[Raw records]
++++++

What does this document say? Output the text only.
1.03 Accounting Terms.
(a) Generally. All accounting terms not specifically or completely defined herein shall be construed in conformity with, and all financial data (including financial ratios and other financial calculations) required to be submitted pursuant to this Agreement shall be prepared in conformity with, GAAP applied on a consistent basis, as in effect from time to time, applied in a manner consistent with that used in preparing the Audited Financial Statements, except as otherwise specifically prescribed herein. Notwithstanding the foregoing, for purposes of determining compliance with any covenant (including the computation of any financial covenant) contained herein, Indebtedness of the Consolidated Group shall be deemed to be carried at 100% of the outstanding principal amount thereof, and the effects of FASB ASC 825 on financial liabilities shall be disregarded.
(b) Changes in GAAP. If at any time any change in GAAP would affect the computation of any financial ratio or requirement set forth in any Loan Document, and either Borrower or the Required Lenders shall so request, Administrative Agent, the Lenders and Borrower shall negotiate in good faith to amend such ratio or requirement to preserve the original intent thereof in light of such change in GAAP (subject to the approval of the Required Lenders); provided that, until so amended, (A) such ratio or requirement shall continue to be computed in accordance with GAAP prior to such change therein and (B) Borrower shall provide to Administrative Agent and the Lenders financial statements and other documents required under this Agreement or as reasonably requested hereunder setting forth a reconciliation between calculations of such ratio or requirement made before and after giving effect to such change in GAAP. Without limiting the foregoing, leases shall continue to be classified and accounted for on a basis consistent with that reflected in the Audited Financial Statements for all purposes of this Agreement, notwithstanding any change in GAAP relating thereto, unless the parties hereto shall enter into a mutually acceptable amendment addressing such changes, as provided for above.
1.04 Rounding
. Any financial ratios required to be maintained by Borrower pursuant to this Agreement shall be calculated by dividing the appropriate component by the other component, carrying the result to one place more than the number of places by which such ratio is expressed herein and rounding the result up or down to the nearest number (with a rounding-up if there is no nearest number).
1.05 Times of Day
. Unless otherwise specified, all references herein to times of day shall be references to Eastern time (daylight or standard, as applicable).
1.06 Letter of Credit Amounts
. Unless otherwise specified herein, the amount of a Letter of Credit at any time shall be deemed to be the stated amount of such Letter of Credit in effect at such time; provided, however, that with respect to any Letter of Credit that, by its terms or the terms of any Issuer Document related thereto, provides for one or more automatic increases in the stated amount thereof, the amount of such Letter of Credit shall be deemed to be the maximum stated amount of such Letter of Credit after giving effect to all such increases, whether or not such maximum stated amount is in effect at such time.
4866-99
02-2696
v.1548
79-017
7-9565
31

++++++

(Written request):
Reproduce each entry above exactly, keeping every word.

(Answer in full):
What does this document say? Output the text only.
1.03 Accounting Terms.
(a) Generally. All accounting terms not specifically or completely defined herein shall be construed in conformity with, and all financial data (including financial ratios and other financial calculations) required to be submitted pursuant to this Agreement shall be prepared in conformity with, GAAP applied on a consistent basis, as in effect from time to time, applied in a manner consistent with that used in preparing the Audited Financial Statements, except as otherwise specifically prescribed herein. Notwithstanding the foregoing, for purposes of determining compliance with any covenant (including the computation of any financial covenant) contained herein, Indebtedness of the Consolidated Group shall be deemed to be carried at 100% of the outstanding principal amount thereof, and the effects of FASB ASC 825 on financial liabilities shall be disregarded.
(b) Changes in GAAP. If at any time any change in GAAP would affect the computation of any financial ratio or requirement set forth in any Loan Document, and either Borrower or the Required Lenders shall so request, Administrative Agent, the Lenders and Borrower shall negotiate in good faith to amend such ratio or requirement to preserve the original intent thereof in light of such change in GAAP (subject to the approval of the Required Lenders); provided that, until so amended, (A) such ratio or requirement shall continue to be computed in accordance with GAAP prior to such change therein and (B) Borrower shall provide to Administrative Agent and the Lenders financial statements and other documents required under this Agreement or as reasonably requested hereunder setting forth a reconciliation between calculations of such ratio or requirement made before and after giving effect to such change in GAAP. Without limiting the foregoing, leases shall continue to be classified and accounted for on a basis consistent with that reflected in the Audited Financial Statements for all purposes of this Agreement, notwithstanding any change in GAAP relating thereto, unless the parties hereto shall enter into a mutually acceptable amendment addressing such changes, as provided for above.
1.04 Rounding
. Any financial ratios required to be maintained by Borrower pursuant to this Agreement shall be calculated by dividing the appropriate component by the other component, carrying the result to one place more than the number of places by which such ratio is expressed herein and rounding the result up or down to the nearest number (with a rounding-up if there is no nearest number).
1.05 Times of Day
. Unless otherwise specified, all references herein to times of day shall be references to Eastern time (daylight or standard, as applicable).
1.06 Letter of Credit Amounts
. Unless otherwise specified herein, the amount of a Letter of Credit at any time shall be deemed to be the stated amount of such Letter of Credit in effect at such time; provided, however, that with respect to any Letter of Credit that, by its terms or the terms of any Issuer Document related thereto, provides for one or more automatic increases in the stated amount thereof, the amount of such Letter of Credit shall be deemed to be the maximum stated amount of such Letter of Credit after giving effect to all such increases, whether or not such maximum stated amount is in effect at such time.
4866-99
02-2696
v.1548
79-017
7-9565
31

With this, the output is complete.